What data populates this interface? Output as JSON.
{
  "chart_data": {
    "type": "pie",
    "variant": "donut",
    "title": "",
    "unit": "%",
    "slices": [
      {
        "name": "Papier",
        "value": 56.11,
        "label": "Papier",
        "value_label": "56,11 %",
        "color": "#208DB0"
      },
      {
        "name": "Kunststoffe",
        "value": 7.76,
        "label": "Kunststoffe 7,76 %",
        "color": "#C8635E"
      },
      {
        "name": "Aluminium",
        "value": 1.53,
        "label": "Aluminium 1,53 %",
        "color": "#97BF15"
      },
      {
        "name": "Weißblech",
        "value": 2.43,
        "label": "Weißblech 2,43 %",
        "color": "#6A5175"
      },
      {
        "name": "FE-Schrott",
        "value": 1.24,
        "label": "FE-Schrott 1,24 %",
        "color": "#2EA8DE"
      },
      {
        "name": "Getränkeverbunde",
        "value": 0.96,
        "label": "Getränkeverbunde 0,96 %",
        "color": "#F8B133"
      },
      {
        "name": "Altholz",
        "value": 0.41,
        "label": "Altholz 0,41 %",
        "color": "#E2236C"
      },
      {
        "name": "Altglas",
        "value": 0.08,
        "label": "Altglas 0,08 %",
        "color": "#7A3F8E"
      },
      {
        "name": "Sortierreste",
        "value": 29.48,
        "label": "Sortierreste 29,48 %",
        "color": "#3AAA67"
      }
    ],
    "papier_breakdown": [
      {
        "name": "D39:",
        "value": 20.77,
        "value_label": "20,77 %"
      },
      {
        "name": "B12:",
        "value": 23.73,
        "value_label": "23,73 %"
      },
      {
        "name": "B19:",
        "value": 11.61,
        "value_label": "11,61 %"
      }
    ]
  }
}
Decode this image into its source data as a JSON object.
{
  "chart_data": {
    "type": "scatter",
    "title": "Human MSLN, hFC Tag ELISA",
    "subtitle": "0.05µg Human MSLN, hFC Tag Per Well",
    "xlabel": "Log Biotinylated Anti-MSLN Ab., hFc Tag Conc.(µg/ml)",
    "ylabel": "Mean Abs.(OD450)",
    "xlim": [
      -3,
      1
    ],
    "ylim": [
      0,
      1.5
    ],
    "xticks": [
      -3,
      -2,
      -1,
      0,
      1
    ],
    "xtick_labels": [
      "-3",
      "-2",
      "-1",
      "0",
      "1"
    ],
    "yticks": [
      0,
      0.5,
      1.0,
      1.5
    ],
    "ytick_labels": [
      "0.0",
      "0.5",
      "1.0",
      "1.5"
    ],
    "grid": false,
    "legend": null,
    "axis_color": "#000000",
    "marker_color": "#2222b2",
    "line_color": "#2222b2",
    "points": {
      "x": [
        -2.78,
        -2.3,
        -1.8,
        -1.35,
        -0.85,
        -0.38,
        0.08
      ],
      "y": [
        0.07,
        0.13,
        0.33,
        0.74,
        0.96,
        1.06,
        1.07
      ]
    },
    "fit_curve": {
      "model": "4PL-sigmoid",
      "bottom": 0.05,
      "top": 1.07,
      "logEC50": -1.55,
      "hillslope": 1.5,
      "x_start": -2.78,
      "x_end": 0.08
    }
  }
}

────────────────

## WHAT TO WORK ON
From the material above, gather all lines that include the string "name" and copy them.

## ANSWER TO THIS PROBLEM
        "name": "Papier",
        "name": "Kunststoffe",
        "name": "Aluminium",
        "name": "Weißblech",
        "name": "FE-Schrott",
        "name": "Getränkeverbunde",
        "name": "Altholz",
        "name": "Altglas",
        "name": "Sortierreste",
        "name": "D39:",
        "name": "B12:",
        "name": "B19:",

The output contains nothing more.